• Exercise goal: Restate the data below word for word. Skip any images it contains.

• Supplied records:
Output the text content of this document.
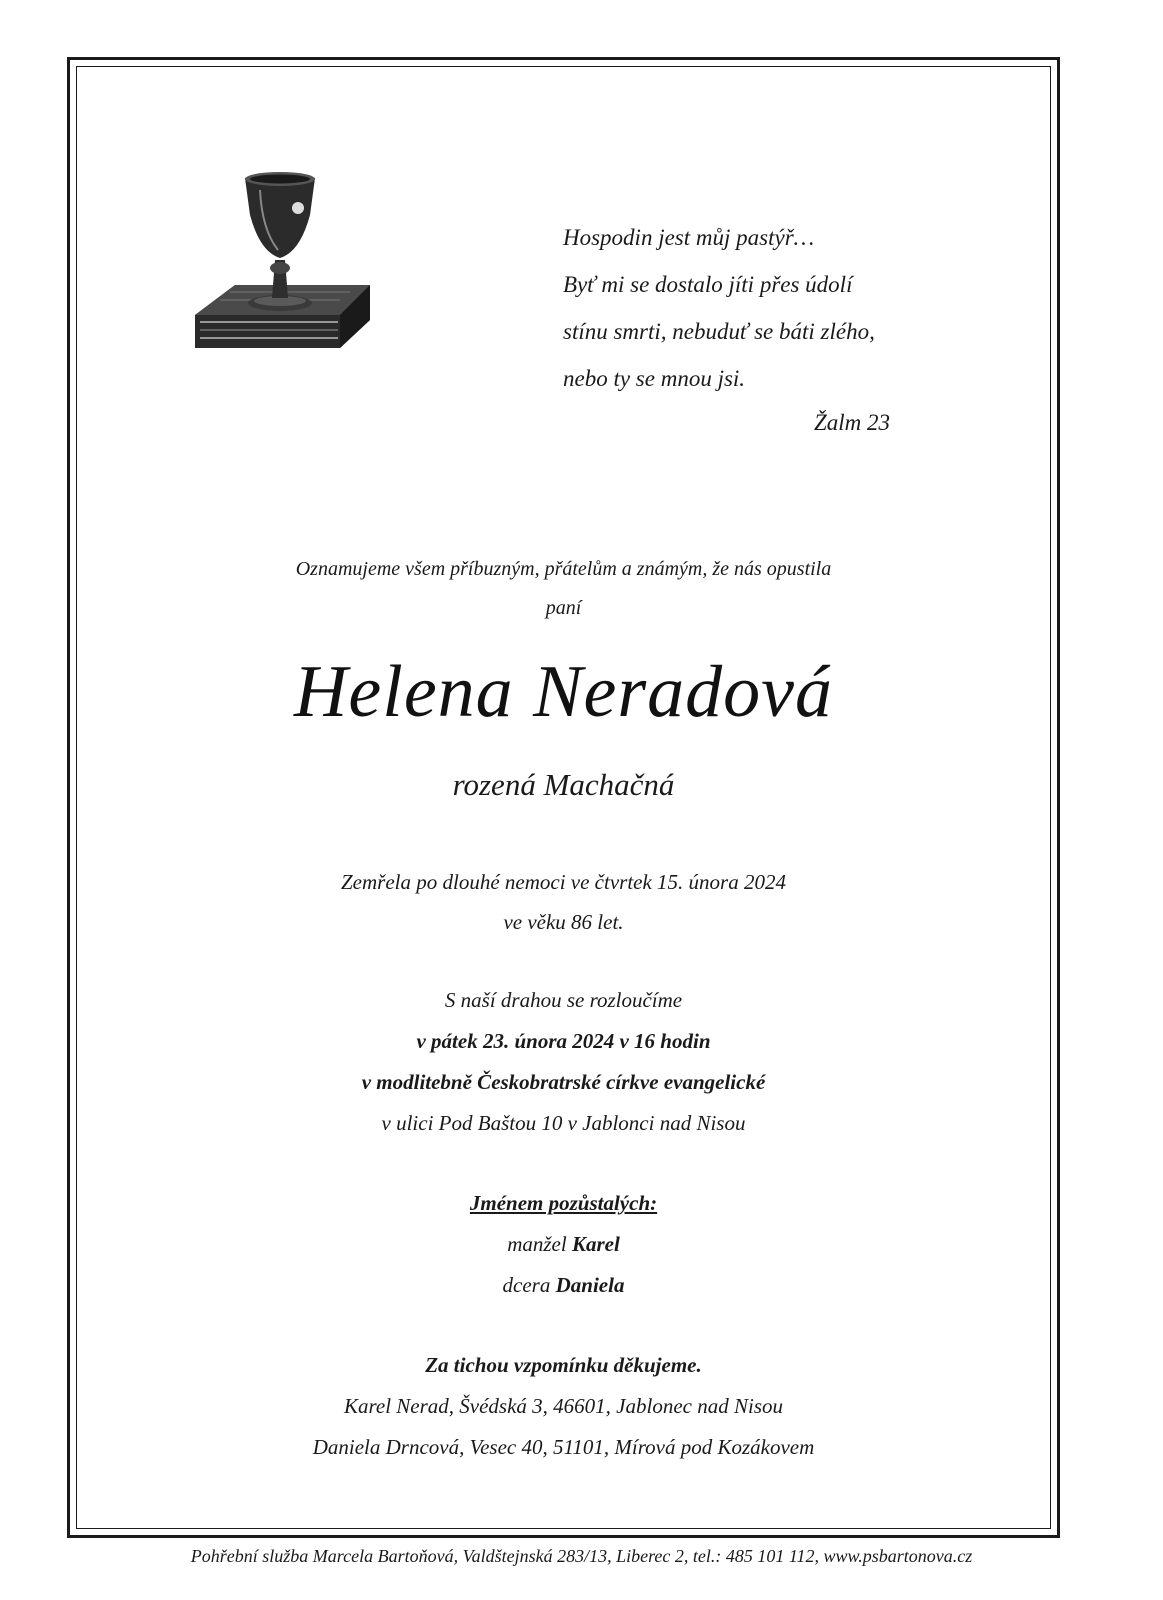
Hospodin jest můj pastýř…
Byť mi se dostalo jíti přes údolí
stínu smrti, nebuduť se báti zlého,
nebo ty se mnou jsi.
Žalm 23
Oznamujeme všem příbuzným, přátelům a známým, že nás opustila
paní
Helena Neradová
rozená Machačná
Zemřela po dlouhé nemoci ve čtvrtek 15. února 2024
ve věku 86 let.
S naší drahou se rozloučíme
v pátek 23. února 2024 v 16 hodin
v modlitebně Českobratrské církve evangelické
v ulici Pod Baštou 10 v Jablonci nad Nisou
Jménem pozůstalých:
manžel Karel
dcera Daniela
Za tichou vzpomínku děkujeme.
Karel Nerad, Švédská 3, 46601, Jablonec nad Nisou
Daniela Drncová, Vesec 40, 51101, Mírová pod Kozákovem
Pohřební služba Marcela Bartoňová, Valdštejnská 283/13, Liberec 2, tel.: 485 101 112, www.psbartonova.cz
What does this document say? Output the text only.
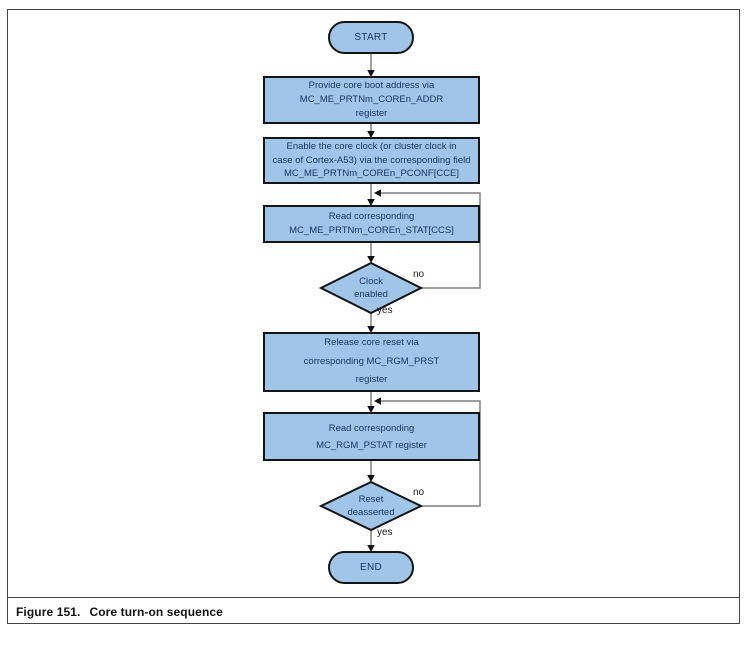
START
Provide core boot address via
MC_ME_PRTNm_COREn_ADDR
register
Enable the core clock (or cluster clock in
case of Cortex-A53) via the corresponding field
MC_ME_PRTNm_COREn_PCONF[CCE]
Read corresponding
MC_ME_PRTNm_COREn_STAT[CCS]
Clock
enabled
Release core reset via
corresponding MC_RGM_PRST
register
Read corresponding
MC_RGM_PSTAT register
Reset
deasserted
END
no
yes
no
yes
Figure 151. Core turn-on sequence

• Result of this task:
Output the text content of this document.
Hospodin jest můj pastýř…
Byť mi se dostalo jíti přes údolí
stínu smrti, nebuduť se báti zlého,
nebo ty se mnou jsi.
Žalm 23
Oznamujeme všem příbuzným, přátelům a známým, že nás opustila
paní
Helena Neradová
rozená Machačná
Zemřela po dlouhé nemoci ve čtvrtek 15. února 2024
ve věku 86 let.
S naší drahou se rozloučíme
v pátek 23. února 2024 v 16 hodin
v modlitebně Českobratrské církve evangelické
v ulici Pod Baštou 10 v Jablonci nad Nisou
Jménem pozůstalých:
manžel Karel
dcera Daniela
Za tichou vzpomínku děkujeme.
Karel Nerad, Švédská 3, 46601, Jablonec nad Nisou
Daniela Drncová, Vesec 40, 51101, Mírová pod Kozákovem
Pohřební služba Marcela Bartoňová, Valdštejnská 283/13, Liberec 2, tel.: 485 101 112, www.psbartonova.cz
What does this document say? Output the text only.
START
Provide core boot address via
MC_ME_PRTNm_COREn_ADDR
register
Enable the core clock (or cluster clock in
case of Cortex-A53) via the corresponding field
MC_ME_PRTNm_COREn_PCONF[CCE]
Read corresponding
MC_ME_PRTNm_COREn_STAT[CCS]
Clock
enabled
Release core reset via
corresponding MC_RGM_PRST
register
Read corresponding
MC_RGM_PSTAT register
Reset
deasserted
END
no
yes
no
yes
Figure 151. Core turn-on sequence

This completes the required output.